MATERIAL SUPPLIED:
═══

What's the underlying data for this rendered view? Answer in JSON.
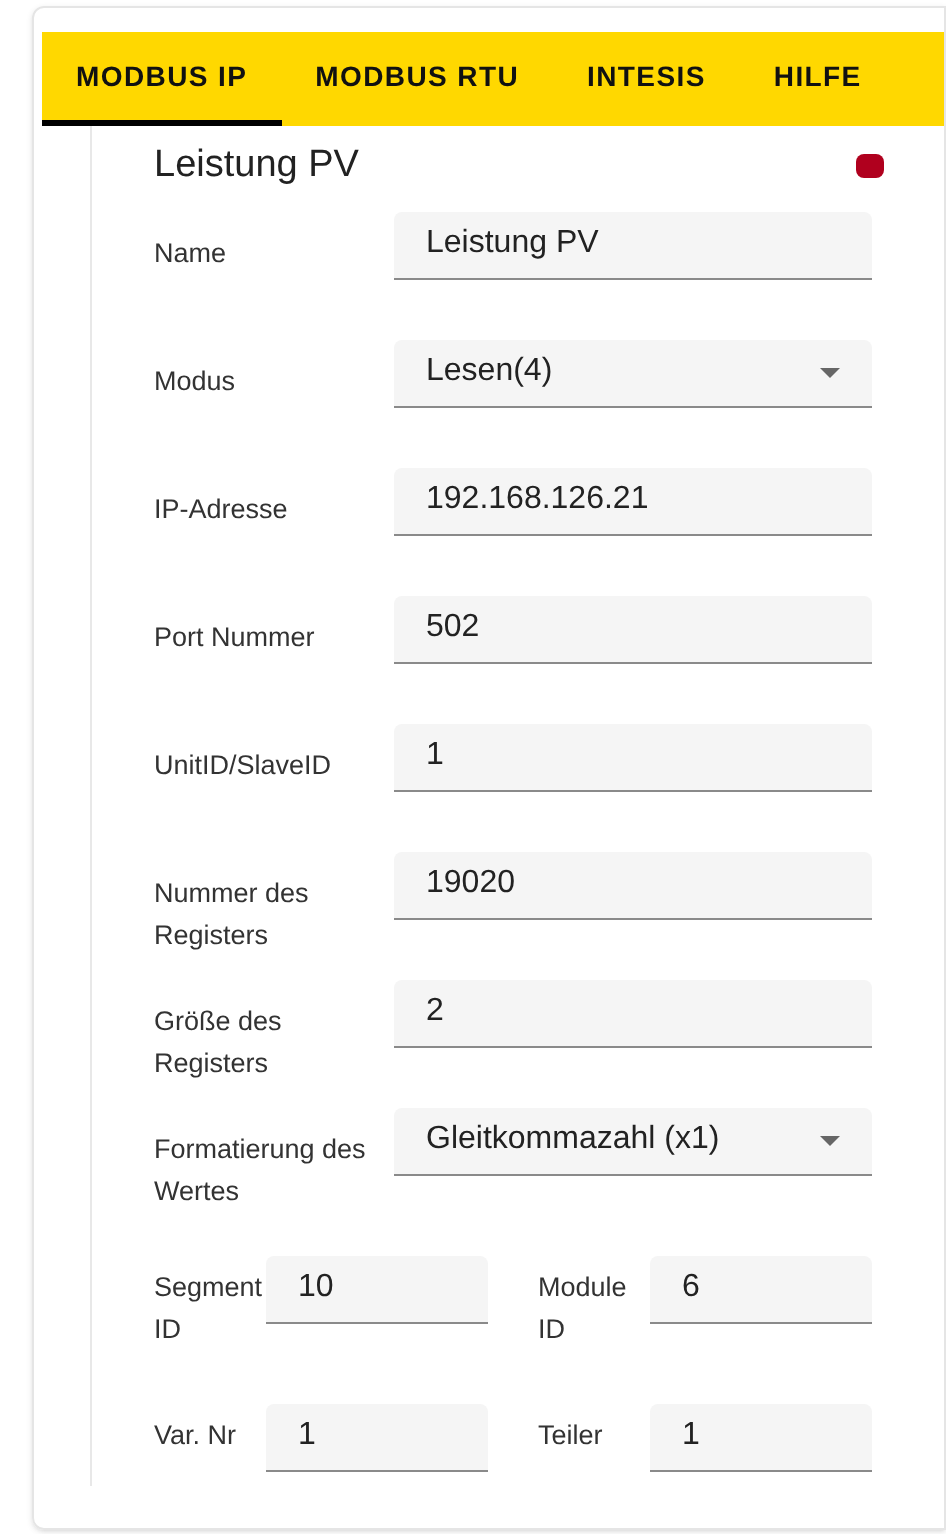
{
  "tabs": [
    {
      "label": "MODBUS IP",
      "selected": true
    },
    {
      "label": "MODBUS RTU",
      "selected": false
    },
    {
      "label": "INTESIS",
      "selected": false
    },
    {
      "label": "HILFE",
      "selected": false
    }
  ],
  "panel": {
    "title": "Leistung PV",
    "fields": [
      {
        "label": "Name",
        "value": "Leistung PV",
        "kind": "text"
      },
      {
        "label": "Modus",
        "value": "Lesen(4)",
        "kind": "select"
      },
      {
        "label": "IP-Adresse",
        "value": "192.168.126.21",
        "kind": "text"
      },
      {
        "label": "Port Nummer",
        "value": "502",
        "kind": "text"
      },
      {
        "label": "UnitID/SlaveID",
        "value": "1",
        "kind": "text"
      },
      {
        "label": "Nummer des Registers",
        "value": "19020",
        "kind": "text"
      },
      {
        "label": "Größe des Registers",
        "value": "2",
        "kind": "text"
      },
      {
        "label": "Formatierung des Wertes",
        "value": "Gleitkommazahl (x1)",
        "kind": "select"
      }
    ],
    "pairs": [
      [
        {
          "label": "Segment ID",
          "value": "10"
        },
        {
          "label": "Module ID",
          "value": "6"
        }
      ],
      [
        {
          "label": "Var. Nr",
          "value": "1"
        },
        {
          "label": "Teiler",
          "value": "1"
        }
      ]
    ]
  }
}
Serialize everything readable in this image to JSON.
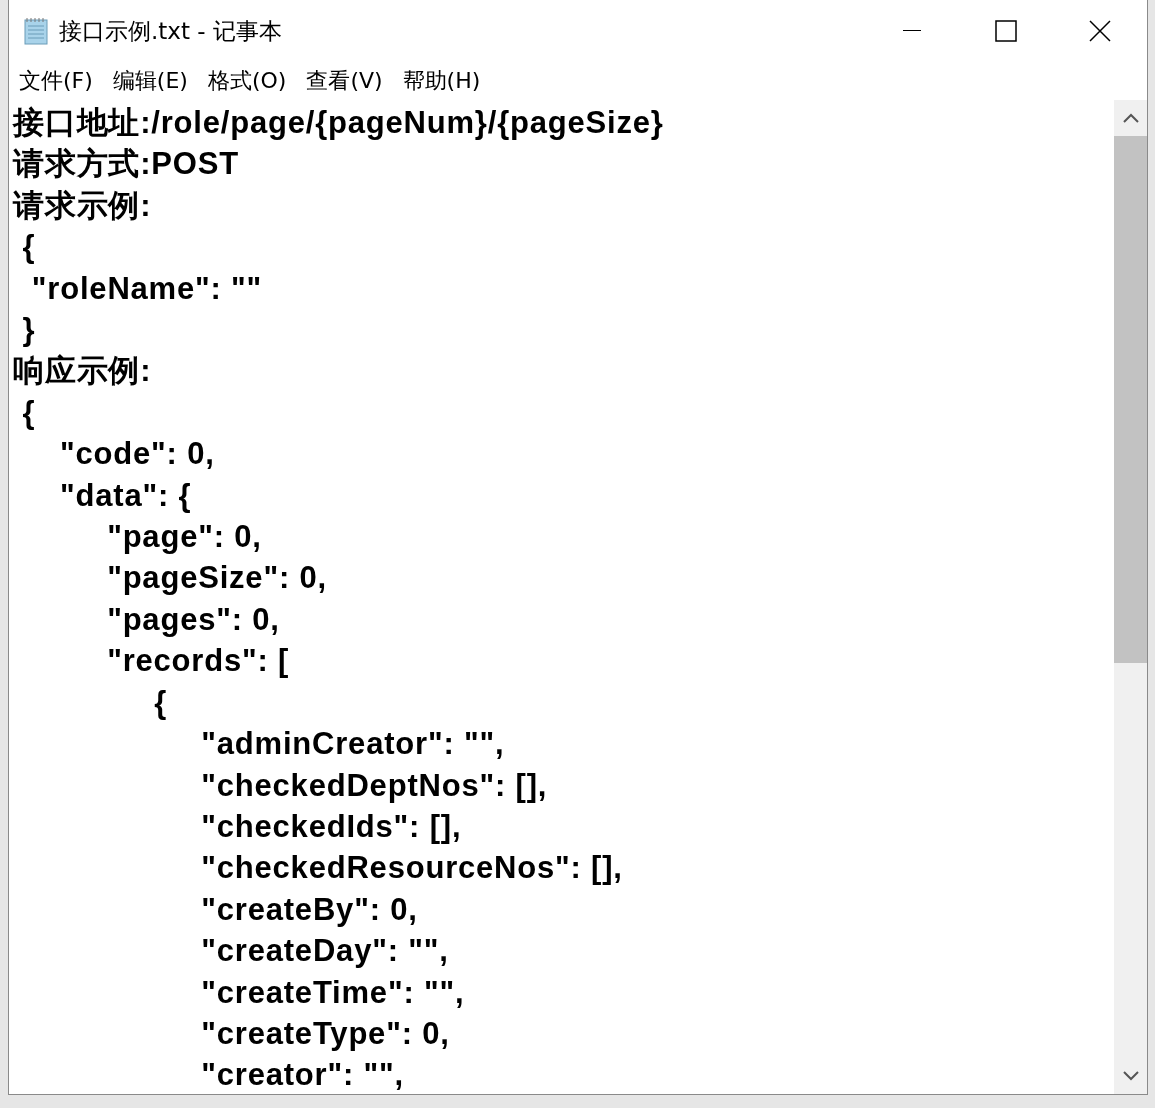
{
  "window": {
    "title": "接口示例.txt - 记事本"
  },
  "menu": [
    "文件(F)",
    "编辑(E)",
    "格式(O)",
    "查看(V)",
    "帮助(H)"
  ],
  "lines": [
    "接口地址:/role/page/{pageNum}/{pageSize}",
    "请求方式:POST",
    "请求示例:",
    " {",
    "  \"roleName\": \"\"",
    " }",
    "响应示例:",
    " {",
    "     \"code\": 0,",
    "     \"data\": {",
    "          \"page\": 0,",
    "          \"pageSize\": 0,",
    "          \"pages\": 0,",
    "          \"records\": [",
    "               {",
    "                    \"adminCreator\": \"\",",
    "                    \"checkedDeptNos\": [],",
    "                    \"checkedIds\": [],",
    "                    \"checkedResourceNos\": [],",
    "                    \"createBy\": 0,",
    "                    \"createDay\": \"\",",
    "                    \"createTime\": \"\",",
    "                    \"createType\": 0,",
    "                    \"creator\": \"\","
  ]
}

═══

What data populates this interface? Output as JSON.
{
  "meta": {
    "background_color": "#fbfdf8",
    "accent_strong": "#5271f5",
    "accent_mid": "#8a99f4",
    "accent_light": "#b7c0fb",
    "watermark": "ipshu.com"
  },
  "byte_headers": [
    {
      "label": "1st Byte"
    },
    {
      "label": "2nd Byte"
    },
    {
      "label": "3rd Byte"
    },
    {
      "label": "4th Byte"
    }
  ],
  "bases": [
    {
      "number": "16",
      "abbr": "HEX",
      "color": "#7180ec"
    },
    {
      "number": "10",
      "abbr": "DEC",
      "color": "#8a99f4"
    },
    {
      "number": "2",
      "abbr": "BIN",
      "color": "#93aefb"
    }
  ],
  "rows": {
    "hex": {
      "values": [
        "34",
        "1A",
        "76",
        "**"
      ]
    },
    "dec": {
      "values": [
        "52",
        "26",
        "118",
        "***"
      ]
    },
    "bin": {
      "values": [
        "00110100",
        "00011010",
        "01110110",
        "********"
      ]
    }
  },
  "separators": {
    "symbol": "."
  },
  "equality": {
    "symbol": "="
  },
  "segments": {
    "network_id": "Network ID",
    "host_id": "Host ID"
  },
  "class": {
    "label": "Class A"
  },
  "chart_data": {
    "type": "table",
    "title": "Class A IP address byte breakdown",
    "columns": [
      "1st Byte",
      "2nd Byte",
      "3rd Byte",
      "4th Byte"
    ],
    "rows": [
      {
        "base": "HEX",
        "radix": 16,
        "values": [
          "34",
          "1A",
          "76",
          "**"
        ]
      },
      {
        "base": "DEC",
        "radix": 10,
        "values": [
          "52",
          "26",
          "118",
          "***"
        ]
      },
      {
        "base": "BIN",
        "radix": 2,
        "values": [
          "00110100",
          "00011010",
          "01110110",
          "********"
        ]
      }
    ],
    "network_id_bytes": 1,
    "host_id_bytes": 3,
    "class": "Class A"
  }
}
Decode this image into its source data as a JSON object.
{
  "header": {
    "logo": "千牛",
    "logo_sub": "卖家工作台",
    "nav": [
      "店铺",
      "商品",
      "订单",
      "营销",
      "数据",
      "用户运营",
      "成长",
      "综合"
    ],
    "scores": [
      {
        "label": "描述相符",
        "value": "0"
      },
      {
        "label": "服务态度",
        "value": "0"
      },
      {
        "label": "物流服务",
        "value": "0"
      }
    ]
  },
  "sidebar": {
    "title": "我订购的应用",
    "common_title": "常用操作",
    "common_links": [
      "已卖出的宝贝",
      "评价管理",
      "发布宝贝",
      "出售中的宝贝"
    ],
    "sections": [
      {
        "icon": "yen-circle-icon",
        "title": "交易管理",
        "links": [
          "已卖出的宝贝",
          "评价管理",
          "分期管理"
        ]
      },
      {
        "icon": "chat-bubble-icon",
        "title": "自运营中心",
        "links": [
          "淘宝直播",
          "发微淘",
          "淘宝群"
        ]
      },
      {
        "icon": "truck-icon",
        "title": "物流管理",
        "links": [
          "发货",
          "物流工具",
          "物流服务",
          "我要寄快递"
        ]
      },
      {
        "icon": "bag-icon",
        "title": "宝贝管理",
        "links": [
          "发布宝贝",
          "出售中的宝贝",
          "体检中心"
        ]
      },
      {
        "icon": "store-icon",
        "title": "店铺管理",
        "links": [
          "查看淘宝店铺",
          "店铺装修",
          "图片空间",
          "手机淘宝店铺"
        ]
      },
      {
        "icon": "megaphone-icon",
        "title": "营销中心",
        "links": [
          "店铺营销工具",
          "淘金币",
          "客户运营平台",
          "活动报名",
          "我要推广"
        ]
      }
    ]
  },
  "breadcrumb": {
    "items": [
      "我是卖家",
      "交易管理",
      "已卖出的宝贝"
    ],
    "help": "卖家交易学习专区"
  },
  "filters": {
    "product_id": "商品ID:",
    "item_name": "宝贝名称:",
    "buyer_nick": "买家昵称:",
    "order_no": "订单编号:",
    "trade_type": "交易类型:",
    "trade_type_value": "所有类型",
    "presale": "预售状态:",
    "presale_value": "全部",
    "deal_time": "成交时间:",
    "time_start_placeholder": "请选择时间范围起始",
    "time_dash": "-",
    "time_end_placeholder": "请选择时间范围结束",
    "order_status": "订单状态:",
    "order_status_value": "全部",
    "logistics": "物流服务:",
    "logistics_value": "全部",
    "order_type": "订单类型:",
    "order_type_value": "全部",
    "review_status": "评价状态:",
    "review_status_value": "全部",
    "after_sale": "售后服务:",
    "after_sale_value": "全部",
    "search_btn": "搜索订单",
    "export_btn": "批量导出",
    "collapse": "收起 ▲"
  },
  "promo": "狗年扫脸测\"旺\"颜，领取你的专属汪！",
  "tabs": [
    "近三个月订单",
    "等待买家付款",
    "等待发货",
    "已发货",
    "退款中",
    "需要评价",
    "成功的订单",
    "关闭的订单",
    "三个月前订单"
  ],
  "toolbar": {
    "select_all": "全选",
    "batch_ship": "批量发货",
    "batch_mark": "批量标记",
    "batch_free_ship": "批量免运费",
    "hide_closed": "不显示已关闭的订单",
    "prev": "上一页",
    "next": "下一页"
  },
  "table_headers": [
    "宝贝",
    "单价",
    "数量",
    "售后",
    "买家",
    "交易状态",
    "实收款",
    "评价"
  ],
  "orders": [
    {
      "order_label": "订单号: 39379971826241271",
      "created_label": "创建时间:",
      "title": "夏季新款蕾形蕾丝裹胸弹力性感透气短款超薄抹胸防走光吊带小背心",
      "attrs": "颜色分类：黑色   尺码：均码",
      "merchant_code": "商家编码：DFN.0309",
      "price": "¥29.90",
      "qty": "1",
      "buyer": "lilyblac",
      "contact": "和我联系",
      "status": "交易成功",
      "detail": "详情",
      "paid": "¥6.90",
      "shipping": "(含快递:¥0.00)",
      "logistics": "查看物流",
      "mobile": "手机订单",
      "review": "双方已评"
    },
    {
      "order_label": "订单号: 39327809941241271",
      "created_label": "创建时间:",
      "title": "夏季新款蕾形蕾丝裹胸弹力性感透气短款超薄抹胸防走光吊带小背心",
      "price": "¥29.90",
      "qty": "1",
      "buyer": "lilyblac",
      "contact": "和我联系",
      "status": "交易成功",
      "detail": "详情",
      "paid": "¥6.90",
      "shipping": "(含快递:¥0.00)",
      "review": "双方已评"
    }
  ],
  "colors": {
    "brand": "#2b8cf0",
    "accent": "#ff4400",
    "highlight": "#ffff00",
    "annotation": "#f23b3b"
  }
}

═══

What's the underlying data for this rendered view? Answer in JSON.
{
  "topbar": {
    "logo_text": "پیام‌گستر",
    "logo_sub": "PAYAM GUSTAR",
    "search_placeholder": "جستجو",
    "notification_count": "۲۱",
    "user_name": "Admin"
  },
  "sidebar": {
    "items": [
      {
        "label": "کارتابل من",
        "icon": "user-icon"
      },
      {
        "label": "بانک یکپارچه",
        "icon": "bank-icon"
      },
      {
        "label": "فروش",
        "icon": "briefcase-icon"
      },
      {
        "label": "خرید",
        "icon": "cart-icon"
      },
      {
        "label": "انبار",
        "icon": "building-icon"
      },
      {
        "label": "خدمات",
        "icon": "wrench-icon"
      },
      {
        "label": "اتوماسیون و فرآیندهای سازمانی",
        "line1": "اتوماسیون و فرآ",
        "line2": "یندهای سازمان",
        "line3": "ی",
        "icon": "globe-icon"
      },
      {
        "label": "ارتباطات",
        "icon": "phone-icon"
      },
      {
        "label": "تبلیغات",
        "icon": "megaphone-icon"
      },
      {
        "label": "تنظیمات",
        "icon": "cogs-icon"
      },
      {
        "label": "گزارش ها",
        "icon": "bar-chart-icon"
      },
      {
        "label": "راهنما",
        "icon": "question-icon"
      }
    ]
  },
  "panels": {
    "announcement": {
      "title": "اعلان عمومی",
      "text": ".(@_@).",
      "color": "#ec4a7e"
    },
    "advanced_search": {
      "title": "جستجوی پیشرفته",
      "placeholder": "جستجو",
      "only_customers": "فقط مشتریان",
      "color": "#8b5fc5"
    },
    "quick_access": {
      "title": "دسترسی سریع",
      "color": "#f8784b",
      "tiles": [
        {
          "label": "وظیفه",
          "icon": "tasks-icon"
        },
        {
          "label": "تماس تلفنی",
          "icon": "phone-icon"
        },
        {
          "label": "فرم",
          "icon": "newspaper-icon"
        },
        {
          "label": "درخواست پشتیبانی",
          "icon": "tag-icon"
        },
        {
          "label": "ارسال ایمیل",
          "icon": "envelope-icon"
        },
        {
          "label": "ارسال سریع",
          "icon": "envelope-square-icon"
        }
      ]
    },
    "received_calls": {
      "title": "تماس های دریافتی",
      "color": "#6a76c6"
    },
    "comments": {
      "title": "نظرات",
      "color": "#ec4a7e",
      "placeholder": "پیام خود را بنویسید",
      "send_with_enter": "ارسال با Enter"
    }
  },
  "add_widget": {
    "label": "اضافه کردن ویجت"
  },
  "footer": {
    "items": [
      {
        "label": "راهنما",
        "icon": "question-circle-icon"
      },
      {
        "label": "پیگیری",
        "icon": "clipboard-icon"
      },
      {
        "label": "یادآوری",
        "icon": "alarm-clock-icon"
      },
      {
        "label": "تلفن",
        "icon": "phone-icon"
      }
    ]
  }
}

═══

REQUIREMENT: Report every line containing the word "JSON" from the listing above.

SOLUTION FOR THIS TASK:
What's the underlying data for this rendered view? Answer in JSON.
Serialize everything readable in this image to JSON.
What data populates this interface? Output as JSON.
Decode this image into its source data as a JSON object.
What's the underlying data for this rendered view? Answer in JSON.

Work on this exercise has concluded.